• _Required work_: The material below should be written out in full and exactly; pictures stay out of the copy.

Recorded data

## BEGIN

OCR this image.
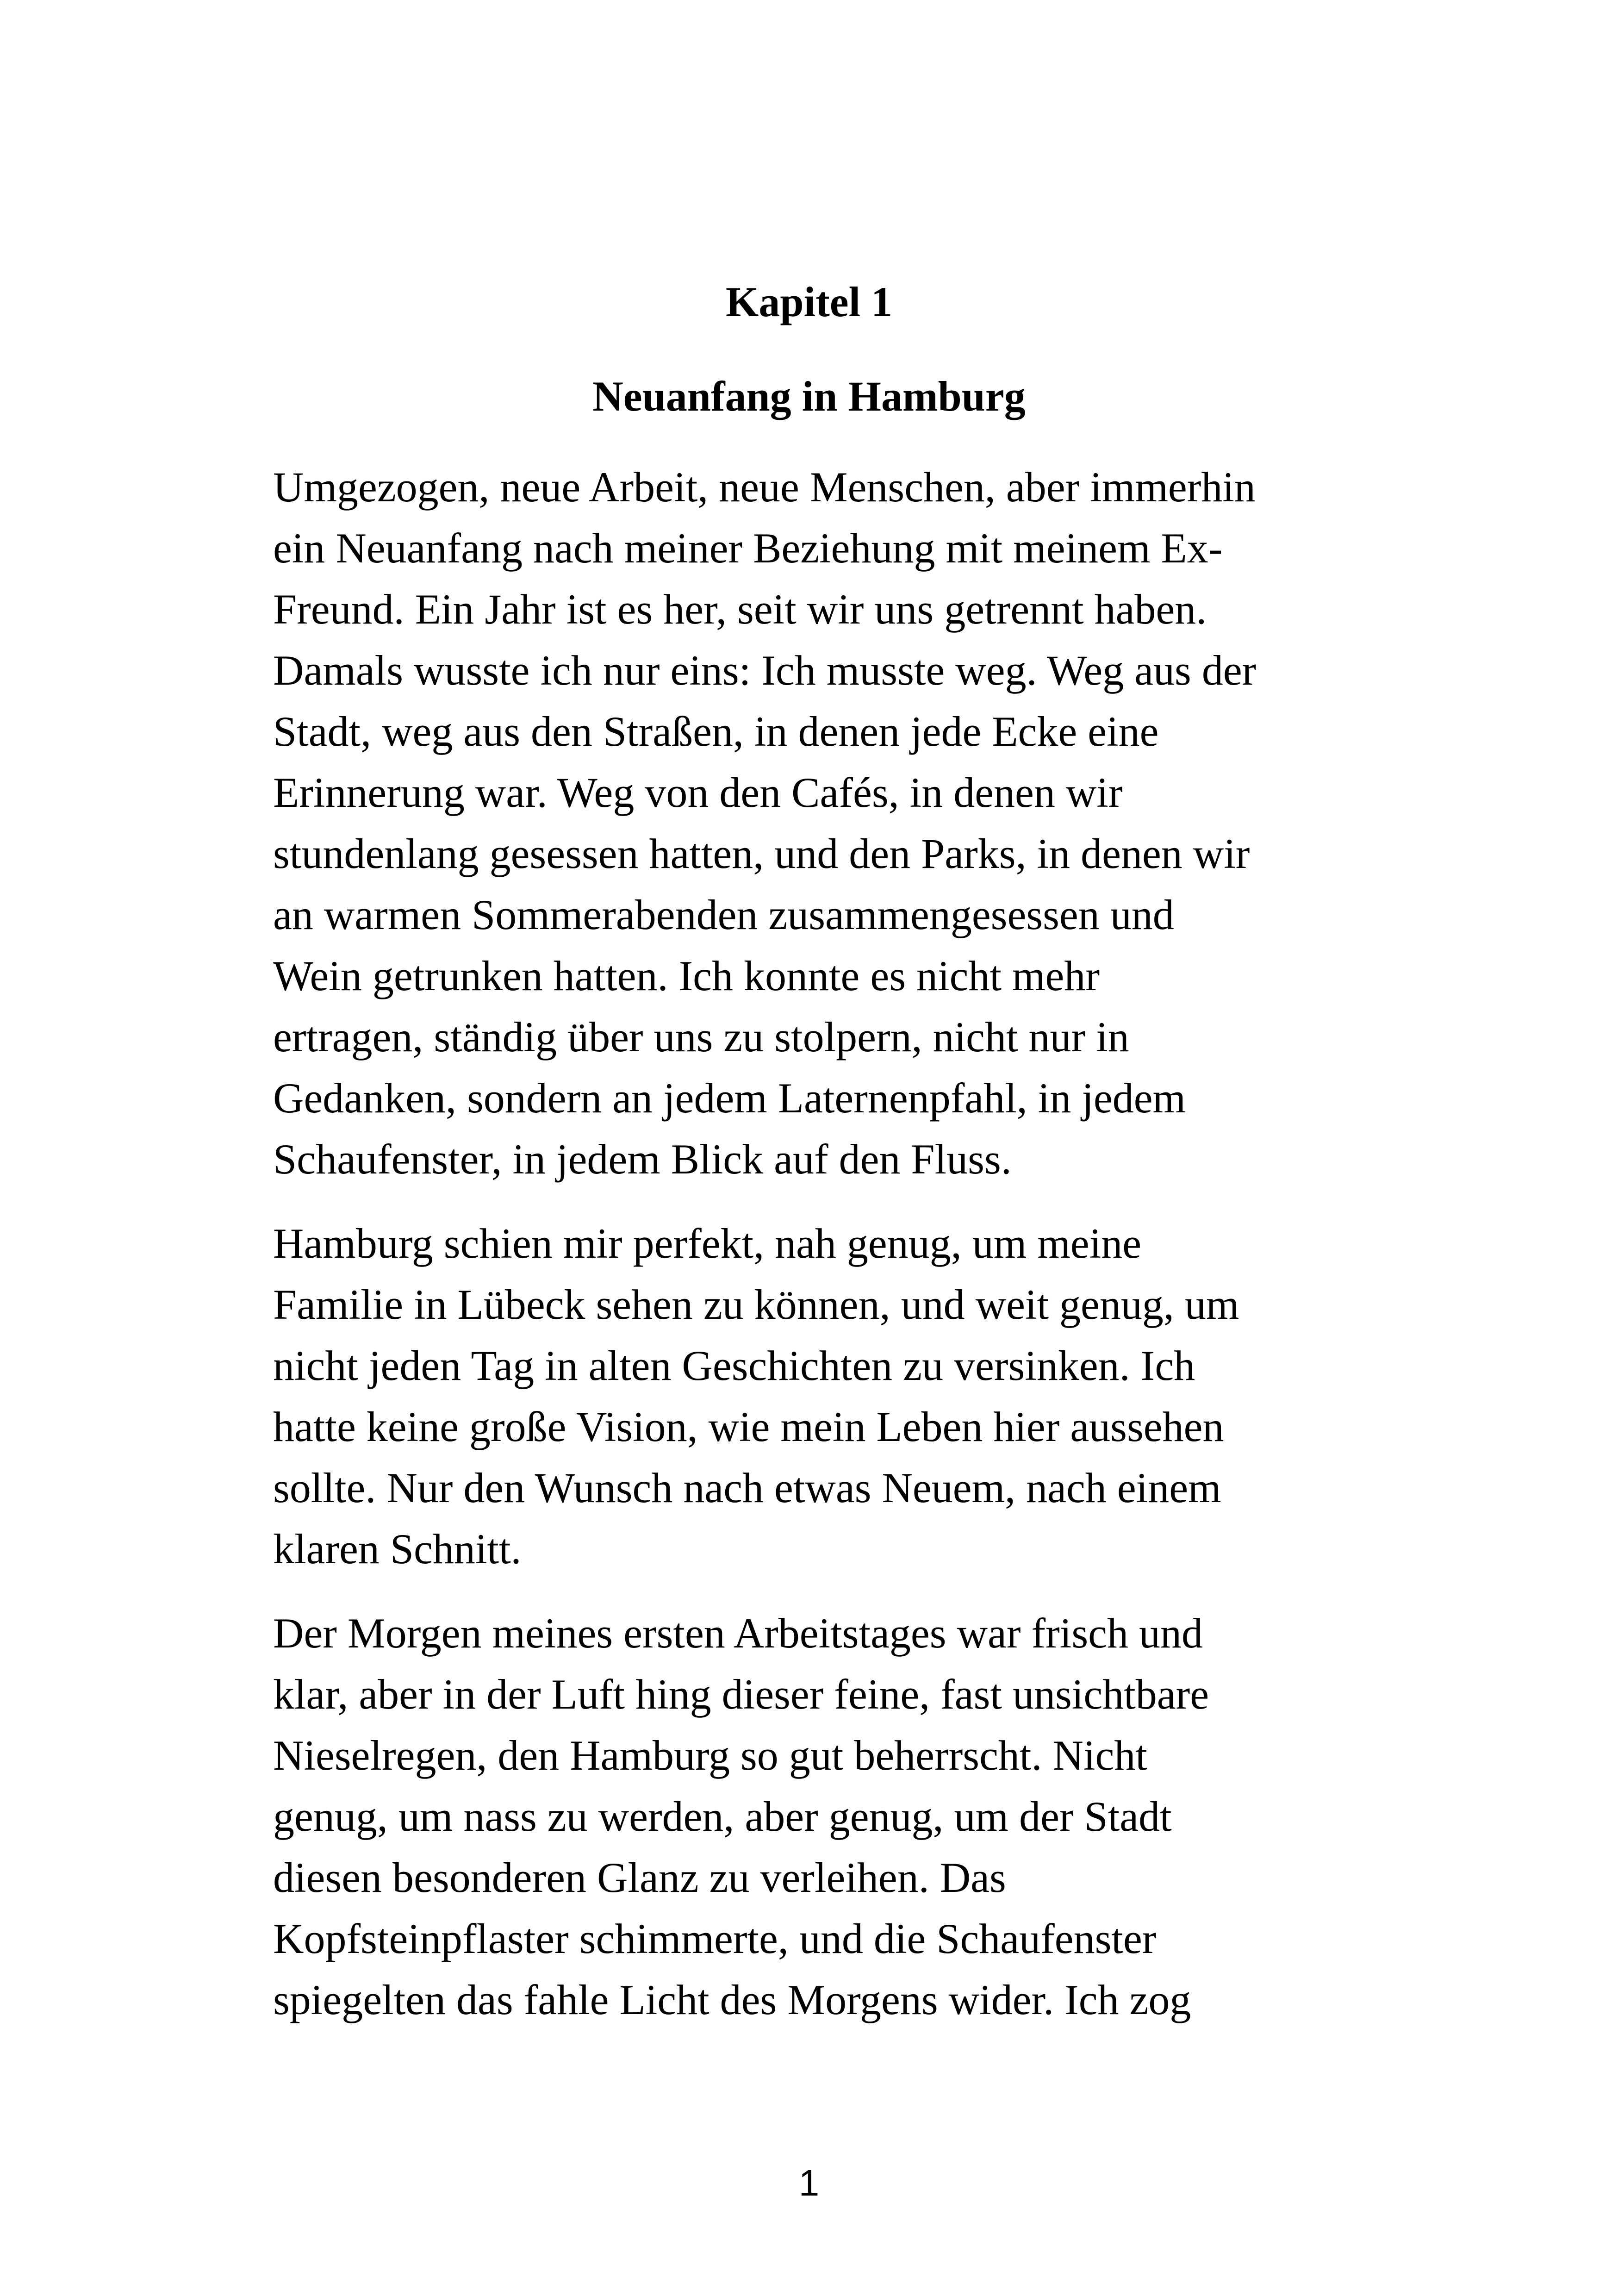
Kapitel 1
Neuanfang in Hamburg

Umgezogen, neue Arbeit, neue Menschen, aber immerhin
ein Neuanfang nach meiner Beziehung mit meinem Ex-
Freund. Ein Jahr ist es her, seit wir uns getrennt haben.
Damals wusste ich nur eins: Ich musste weg. Weg aus der
Stadt, weg aus den Straßen, in denen jede Ecke eine
Erinnerung war. Weg von den Cafés, in denen wir
stundenlang gesessen hatten, und den Parks, in denen wir
an warmen Sommerabenden zusammengesessen und
Wein getrunken hatten. Ich konnte es nicht mehr
ertragen, ständig über uns zu stolpern, nicht nur in
Gedanken, sondern an jedem Laternenpfahl, in jedem
Schaufenster, in jedem Blick auf den Fluss.

Hamburg schien mir perfekt, nah genug, um meine
Familie in Lübeck sehen zu können, und weit genug, um
nicht jeden Tag in alten Geschichten zu versinken. Ich
hatte keine große Vision, wie mein Leben hier aussehen
sollte. Nur den Wunsch nach etwas Neuem, nach einem
klaren Schnitt.

Der Morgen meines ersten Arbeitstages war frisch und
klar, aber in der Luft hing dieser feine, fast unsichtbare
Nieselregen, den Hamburg so gut beherrscht. Nicht
genug, um nass zu werden, aber genug, um der Stadt
diesen besonderen Glanz zu verleihen. Das
Kopfsteinpflaster schimmerte, und die Schaufenster
spiegelten das fahle Licht des Morgens wider. Ich zog

1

## END

• _Answer below_:
OCR this image.
Kapitel 1
Neuanfang in Hamburg

Umgezogen, neue Arbeit, neue Menschen, aber immerhin
ein Neuanfang nach meiner Beziehung mit meinem Ex-
Freund. Ein Jahr ist es her, seit wir uns getrennt haben.
Damals wusste ich nur eins: Ich musste weg. Weg aus der
Stadt, weg aus den Straßen, in denen jede Ecke eine
Erinnerung war. Weg von den Cafés, in denen wir
stundenlang gesessen hatten, und den Parks, in denen wir
an warmen Sommerabenden zusammengesessen und
Wein getrunken hatten. Ich konnte es nicht mehr
ertragen, ständig über uns zu stolpern, nicht nur in
Gedanken, sondern an jedem Laternenpfahl, in jedem
Schaufenster, in jedem Blick auf den Fluss.

Hamburg schien mir perfekt, nah genug, um meine
Familie in Lübeck sehen zu können, und weit genug, um
nicht jeden Tag in alten Geschichten zu versinken. Ich
hatte keine große Vision, wie mein Leben hier aussehen
sollte. Nur den Wunsch nach etwas Neuem, nach einem
klaren Schnitt.

Der Morgen meines ersten Arbeitstages war frisch und
klar, aber in der Luft hing dieser feine, fast unsichtbare
Nieselregen, den Hamburg so gut beherrscht. Nicht
genug, um nass zu werden, aber genug, um der Stadt
diesen besonderen Glanz zu verleihen. Das
Kopfsteinpflaster schimmerte, und die Schaufenster
spiegelten das fahle Licht des Morgens wider. Ich zog

1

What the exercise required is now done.